___ PROVIDED INFORMATION
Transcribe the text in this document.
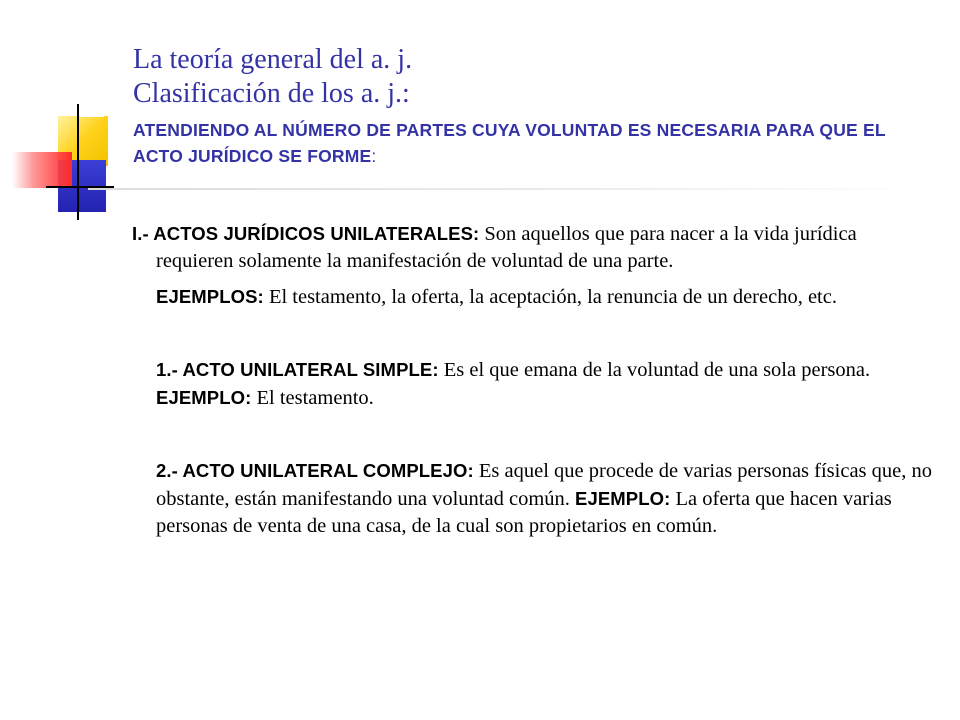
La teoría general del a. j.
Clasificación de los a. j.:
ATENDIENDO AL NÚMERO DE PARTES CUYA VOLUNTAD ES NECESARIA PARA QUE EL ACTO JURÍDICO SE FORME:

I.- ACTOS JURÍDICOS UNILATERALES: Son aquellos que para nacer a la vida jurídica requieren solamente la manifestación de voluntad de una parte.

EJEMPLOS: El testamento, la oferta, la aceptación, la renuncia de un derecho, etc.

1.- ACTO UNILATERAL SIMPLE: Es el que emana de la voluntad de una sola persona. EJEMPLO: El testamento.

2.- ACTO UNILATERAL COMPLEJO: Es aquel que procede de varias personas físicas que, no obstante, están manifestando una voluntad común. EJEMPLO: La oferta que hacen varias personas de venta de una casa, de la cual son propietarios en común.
______
▶ **TASK OBJECTIVE**:
Every record above should come back exactly, but without its pictures.

▶ **ANSWER TO THIS TASK**:
Transcribe the text in this document.
La teoría general del a. j.
Clasificación de los a. j.:
ATENDIENDO AL NÚMERO DE PARTES CUYA VOLUNTAD ES NECESARIA PARA QUE EL ACTO JURÍDICO SE FORME:

I.- ACTOS JURÍDICOS UNILATERALES: Son aquellos que para nacer a la vida jurídica requieren solamente la manifestación de voluntad de una parte.

EJEMPLOS: El testamento, la oferta, la aceptación, la renuncia de un derecho, etc.

1.- ACTO UNILATERAL SIMPLE: Es el que emana de la voluntad de una sola persona. EJEMPLO: El testamento.

2.- ACTO UNILATERAL COMPLEJO: Es aquel que procede de varias personas físicas que, no obstante, están manifestando una voluntad común. EJEMPLO: La oferta que hacen varias personas de venta de una casa, de la cual son propietarios en común.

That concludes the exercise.